Extracted records ::
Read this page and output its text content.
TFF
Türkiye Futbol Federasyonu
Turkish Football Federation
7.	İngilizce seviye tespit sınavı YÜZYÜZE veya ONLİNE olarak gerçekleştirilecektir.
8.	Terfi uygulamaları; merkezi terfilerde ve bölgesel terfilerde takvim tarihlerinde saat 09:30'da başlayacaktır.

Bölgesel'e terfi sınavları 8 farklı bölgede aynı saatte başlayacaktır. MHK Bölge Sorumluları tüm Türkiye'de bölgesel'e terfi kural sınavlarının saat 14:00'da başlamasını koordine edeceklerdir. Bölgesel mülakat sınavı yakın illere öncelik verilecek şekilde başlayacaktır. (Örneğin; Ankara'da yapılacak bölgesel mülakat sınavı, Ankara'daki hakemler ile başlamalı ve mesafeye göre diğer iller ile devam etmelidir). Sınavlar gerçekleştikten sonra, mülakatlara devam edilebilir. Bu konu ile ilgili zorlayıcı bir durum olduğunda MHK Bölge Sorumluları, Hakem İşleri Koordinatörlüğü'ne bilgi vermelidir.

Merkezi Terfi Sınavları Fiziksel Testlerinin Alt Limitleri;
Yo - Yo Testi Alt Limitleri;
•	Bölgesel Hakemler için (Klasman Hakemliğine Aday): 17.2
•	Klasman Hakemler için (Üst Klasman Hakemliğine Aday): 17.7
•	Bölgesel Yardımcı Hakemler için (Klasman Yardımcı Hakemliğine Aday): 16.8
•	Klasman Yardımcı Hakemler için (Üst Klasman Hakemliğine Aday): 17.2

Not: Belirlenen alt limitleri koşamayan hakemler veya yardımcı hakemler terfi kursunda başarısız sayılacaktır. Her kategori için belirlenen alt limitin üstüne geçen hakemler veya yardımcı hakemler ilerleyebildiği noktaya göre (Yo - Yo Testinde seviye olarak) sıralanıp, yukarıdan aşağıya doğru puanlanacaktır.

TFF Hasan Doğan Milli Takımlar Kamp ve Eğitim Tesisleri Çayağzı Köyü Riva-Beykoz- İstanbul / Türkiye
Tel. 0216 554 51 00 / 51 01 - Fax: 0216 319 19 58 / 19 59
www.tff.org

Task instructions ::
Your task is to quote all of the data word for word.

Solution below ::
Read this page and output its text content.
TFF
Türkiye Futbol Federasyonu
Turkish Football Federation
7.	İngilizce seviye tespit sınavı YÜZYÜZE veya ONLİNE olarak gerçekleştirilecektir.
8.	Terfi uygulamaları; merkezi terfilerde ve bölgesel terfilerde takvim tarihlerinde saat 09:30'da başlayacaktır.

Bölgesel'e terfi sınavları 8 farklı bölgede aynı saatte başlayacaktır. MHK Bölge Sorumluları tüm Türkiye'de bölgesel'e terfi kural sınavlarının saat 14:00'da başlamasını koordine edeceklerdir. Bölgesel mülakat sınavı yakın illere öncelik verilecek şekilde başlayacaktır. (Örneğin; Ankara'da yapılacak bölgesel mülakat sınavı, Ankara'daki hakemler ile başlamalı ve mesafeye göre diğer iller ile devam etmelidir). Sınavlar gerçekleştikten sonra, mülakatlara devam edilebilir. Bu konu ile ilgili zorlayıcı bir durum olduğunda MHK Bölge Sorumluları, Hakem İşleri Koordinatörlüğü'ne bilgi vermelidir.

Merkezi Terfi Sınavları Fiziksel Testlerinin Alt Limitleri;
Yo - Yo Testi Alt Limitleri;
•	Bölgesel Hakemler için (Klasman Hakemliğine Aday): 17.2
•	Klasman Hakemler için (Üst Klasman Hakemliğine Aday): 17.7
•	Bölgesel Yardımcı Hakemler için (Klasman Yardımcı Hakemliğine Aday): 16.8
•	Klasman Yardımcı Hakemler için (Üst Klasman Hakemliğine Aday): 17.2

Not: Belirlenen alt limitleri koşamayan hakemler veya yardımcı hakemler terfi kursunda başarısız sayılacaktır. Her kategori için belirlenen alt limitin üstüne geçen hakemler veya yardımcı hakemler ilerleyebildiği noktaya göre (Yo - Yo Testinde seviye olarak) sıralanıp, yukarıdan aşağıya doğru puanlanacaktır.

TFF Hasan Doğan Milli Takımlar Kamp ve Eğitim Tesisleri Çayağzı Köyü Riva-Beykoz- İstanbul / Türkiye
Tel. 0216 554 51 00 / 51 01 - Fax: 0216 319 19 58 / 19 59
www.tff.org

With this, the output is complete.